▶ **Written instruction**: Read the lines below. Copy out any that hold the string "panel".

--- Start ---

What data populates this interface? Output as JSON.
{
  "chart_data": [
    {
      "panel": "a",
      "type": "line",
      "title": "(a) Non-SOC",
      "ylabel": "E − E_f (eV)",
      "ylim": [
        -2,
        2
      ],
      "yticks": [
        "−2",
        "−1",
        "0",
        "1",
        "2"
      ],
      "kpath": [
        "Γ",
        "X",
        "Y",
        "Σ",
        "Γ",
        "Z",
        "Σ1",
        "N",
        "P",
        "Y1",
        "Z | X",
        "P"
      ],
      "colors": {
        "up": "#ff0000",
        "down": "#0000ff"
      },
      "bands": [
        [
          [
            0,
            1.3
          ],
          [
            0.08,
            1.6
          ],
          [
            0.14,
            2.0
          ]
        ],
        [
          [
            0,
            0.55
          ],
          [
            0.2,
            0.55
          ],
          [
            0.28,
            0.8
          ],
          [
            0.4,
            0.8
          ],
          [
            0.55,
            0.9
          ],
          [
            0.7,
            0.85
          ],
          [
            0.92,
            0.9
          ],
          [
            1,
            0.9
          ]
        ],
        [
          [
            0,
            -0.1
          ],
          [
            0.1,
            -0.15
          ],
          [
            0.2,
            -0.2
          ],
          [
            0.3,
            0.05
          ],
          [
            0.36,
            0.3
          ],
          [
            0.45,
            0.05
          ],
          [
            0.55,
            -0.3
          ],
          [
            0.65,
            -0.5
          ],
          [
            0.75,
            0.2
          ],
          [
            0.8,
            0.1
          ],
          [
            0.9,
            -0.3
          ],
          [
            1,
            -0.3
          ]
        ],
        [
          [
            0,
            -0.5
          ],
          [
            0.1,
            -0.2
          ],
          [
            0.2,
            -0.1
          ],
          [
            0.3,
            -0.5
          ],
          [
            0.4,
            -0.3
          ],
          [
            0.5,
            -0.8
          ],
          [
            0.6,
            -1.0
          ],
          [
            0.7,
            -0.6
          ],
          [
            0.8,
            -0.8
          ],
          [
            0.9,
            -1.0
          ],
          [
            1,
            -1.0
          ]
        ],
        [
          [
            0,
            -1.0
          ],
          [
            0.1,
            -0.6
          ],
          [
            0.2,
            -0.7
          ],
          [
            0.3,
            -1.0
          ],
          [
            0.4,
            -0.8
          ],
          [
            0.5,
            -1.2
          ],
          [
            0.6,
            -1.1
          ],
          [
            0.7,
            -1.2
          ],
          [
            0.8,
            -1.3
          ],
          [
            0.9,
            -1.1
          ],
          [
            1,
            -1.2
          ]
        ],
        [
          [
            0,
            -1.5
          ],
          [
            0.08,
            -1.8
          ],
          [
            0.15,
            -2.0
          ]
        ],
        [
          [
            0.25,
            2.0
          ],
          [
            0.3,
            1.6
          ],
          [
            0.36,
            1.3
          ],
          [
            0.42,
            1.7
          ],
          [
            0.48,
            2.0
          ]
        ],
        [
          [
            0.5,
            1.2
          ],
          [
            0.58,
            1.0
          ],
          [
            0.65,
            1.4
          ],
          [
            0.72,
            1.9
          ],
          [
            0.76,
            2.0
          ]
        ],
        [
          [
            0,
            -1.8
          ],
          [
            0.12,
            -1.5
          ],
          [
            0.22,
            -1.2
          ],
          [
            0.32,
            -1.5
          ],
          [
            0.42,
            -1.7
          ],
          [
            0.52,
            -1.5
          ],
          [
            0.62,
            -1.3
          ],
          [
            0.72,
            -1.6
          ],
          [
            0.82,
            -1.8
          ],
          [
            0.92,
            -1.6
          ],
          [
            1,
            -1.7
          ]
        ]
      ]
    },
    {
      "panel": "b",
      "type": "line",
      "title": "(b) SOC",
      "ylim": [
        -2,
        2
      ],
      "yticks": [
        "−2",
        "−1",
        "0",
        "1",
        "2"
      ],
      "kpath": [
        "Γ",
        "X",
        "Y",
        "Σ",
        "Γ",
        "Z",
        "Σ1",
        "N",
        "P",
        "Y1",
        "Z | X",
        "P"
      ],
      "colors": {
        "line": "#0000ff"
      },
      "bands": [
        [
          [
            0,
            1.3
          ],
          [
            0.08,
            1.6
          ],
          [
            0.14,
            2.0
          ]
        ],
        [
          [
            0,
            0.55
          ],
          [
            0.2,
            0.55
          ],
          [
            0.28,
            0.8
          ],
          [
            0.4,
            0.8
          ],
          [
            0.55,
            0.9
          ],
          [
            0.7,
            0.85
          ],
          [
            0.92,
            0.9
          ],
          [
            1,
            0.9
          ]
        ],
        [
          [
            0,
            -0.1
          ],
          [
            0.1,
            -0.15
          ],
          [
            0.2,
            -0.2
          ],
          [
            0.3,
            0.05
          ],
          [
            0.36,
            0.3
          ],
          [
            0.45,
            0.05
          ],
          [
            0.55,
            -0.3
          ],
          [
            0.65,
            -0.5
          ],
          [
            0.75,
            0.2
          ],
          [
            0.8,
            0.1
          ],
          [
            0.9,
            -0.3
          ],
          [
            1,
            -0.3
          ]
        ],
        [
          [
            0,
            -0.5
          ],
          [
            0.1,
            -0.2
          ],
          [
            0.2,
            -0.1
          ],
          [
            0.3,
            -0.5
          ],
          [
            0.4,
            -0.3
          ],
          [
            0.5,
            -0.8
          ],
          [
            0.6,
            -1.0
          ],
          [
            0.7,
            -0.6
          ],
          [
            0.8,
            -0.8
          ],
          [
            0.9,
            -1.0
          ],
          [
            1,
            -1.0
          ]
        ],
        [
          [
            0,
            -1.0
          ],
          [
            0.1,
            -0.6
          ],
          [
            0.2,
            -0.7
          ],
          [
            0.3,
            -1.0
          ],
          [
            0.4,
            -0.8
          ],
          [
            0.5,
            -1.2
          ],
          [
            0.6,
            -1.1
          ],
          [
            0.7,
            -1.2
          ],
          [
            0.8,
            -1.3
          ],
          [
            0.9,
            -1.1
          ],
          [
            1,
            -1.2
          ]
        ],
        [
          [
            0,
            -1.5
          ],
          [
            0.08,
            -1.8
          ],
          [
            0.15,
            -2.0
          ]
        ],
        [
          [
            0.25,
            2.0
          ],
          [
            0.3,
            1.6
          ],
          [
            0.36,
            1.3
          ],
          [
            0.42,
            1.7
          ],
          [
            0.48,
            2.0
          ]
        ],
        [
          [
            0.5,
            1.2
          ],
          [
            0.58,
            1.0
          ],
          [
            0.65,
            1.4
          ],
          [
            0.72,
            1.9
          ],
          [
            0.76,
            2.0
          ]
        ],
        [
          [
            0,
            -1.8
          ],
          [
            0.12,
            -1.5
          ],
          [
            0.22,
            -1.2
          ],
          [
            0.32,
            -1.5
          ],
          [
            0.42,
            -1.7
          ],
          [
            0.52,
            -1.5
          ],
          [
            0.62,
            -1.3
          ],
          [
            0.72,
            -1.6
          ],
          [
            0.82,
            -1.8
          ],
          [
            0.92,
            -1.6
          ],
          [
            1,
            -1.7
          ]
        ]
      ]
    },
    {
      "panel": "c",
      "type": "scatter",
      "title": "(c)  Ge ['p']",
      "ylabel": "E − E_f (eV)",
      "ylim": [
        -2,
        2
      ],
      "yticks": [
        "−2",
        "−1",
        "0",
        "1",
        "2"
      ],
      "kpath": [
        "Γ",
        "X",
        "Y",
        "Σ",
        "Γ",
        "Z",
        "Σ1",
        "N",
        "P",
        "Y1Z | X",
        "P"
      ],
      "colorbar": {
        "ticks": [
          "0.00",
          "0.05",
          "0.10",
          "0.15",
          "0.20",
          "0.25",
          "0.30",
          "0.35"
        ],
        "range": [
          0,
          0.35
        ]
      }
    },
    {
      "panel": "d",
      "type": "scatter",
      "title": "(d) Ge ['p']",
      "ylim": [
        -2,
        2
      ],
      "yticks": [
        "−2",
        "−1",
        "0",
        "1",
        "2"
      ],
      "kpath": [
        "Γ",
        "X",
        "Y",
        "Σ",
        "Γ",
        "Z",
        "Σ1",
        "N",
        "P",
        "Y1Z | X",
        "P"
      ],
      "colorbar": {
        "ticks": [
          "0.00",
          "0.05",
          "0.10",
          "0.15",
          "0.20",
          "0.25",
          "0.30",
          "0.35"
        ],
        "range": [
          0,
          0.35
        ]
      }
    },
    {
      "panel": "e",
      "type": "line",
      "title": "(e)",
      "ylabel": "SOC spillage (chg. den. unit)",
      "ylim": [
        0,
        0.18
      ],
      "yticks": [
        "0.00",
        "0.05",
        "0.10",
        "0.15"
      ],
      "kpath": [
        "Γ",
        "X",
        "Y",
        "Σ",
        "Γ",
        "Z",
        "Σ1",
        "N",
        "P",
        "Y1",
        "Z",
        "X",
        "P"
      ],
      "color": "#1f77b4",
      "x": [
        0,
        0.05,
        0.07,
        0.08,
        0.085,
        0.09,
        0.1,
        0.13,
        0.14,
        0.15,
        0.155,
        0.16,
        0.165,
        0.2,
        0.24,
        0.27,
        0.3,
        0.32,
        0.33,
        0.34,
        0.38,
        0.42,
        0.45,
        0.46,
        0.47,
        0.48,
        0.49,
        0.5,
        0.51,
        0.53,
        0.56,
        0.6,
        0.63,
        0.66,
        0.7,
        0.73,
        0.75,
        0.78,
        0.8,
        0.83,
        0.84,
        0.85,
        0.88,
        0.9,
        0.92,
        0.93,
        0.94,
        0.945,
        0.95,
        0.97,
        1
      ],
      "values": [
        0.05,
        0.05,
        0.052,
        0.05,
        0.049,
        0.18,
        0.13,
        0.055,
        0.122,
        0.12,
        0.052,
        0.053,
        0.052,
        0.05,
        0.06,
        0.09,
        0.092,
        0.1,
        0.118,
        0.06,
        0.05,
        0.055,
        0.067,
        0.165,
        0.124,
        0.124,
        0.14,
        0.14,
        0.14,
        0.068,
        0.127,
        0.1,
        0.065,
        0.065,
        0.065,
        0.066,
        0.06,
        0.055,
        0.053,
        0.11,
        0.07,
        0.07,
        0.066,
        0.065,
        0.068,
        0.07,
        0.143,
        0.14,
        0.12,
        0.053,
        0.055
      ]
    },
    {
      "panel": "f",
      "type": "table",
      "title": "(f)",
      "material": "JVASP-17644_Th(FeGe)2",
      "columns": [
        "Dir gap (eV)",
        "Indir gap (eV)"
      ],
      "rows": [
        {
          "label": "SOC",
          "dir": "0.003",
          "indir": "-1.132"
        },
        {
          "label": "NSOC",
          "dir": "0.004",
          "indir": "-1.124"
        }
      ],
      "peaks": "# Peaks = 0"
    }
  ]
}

--- End ---

▶ **Correct result**:
      "panel": "a",
      "panel": "b",
      "panel": "c",
      "panel": "d",
      "panel": "e",
      "panel": "f",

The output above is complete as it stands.